Given request
Look through the data below. Collect every line where the word "find" occurs.

Material for this task
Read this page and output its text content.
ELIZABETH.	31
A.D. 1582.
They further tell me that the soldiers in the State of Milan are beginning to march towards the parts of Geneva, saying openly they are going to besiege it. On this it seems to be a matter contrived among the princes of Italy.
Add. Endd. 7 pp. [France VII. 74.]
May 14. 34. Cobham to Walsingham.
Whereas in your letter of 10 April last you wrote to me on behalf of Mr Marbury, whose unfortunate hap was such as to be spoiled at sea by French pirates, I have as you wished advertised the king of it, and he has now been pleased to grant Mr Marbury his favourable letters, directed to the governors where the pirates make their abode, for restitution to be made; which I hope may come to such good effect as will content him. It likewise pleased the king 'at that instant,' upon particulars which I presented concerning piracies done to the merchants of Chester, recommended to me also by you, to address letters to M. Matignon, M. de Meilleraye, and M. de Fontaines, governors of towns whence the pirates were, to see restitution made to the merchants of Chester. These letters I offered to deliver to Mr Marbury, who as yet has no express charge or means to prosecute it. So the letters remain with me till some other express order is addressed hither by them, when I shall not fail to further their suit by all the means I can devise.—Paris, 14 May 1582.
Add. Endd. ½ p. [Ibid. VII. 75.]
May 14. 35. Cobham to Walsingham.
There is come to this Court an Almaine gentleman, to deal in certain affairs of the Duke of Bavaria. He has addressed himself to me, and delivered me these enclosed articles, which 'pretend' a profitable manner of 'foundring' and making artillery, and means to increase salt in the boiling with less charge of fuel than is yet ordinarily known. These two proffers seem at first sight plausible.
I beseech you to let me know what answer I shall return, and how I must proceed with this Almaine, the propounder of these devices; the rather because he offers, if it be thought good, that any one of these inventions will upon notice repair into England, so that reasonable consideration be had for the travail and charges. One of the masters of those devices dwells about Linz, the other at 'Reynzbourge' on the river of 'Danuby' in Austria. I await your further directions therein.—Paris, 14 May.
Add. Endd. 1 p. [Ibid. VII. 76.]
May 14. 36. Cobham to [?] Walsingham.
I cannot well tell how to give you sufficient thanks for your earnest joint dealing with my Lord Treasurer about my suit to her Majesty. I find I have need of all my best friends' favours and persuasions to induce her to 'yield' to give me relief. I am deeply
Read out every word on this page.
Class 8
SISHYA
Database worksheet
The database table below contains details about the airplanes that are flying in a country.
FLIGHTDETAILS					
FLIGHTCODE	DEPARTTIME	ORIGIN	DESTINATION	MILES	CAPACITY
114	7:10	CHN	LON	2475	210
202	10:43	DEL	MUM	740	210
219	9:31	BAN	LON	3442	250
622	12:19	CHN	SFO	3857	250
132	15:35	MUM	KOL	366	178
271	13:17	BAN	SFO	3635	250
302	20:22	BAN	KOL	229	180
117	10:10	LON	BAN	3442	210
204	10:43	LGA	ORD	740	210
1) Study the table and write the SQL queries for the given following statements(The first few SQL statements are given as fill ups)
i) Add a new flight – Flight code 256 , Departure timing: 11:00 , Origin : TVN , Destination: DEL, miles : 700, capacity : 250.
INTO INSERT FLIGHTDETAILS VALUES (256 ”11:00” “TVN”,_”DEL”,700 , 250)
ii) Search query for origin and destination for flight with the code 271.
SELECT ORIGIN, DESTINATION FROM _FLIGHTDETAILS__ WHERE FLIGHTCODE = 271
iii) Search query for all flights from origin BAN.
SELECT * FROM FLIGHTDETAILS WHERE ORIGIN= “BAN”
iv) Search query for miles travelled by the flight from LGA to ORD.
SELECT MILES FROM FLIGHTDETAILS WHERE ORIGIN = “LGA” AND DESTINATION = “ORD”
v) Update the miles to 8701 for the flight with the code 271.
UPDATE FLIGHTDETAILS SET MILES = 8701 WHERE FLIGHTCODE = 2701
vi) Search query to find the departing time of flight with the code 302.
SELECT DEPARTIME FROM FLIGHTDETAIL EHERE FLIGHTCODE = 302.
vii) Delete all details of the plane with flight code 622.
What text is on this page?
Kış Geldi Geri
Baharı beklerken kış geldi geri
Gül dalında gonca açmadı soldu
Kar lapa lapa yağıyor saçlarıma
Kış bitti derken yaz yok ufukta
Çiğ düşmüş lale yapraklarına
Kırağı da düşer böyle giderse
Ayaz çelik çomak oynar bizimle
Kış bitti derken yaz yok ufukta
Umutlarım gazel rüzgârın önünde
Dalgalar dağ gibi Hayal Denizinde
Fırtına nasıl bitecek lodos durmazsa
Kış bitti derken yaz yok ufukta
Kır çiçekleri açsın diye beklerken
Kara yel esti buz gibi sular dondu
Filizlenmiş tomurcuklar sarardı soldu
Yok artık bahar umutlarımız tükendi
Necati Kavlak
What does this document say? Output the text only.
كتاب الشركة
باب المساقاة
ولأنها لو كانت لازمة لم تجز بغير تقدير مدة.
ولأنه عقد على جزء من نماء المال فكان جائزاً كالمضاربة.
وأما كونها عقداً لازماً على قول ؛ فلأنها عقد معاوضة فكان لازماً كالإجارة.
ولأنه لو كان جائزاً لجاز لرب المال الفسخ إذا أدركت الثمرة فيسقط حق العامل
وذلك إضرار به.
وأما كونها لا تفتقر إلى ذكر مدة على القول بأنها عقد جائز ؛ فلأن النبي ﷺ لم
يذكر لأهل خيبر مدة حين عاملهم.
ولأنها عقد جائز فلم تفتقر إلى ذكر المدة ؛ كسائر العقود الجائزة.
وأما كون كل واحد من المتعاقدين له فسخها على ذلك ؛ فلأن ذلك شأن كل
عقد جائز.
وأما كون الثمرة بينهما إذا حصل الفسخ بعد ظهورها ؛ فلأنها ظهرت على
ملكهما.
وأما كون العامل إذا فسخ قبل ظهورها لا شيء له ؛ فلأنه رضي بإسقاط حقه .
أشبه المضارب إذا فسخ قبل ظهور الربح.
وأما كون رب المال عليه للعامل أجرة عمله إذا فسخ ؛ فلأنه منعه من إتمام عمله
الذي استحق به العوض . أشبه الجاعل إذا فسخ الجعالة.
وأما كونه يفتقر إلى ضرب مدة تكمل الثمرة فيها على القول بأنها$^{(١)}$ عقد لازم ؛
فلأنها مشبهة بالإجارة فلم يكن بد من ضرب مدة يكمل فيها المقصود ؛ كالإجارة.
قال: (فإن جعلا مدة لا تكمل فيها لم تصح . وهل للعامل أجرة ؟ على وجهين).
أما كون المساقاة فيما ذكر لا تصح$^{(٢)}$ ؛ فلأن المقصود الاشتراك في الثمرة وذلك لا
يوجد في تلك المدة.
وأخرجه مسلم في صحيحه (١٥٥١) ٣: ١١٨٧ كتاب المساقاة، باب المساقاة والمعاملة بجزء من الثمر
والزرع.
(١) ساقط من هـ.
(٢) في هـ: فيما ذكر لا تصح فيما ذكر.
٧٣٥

Solution to this problem
I cannot well tell how to give you sufficient thanks for your earnest joint dealing with my Lord Treasurer about my suit to her Majesty. I find I have need of all my best friends' favours and persuasions to induce her to 'yield' to give me relief. I am deeply
vi) Search query to find the departing time of flight with the code 302.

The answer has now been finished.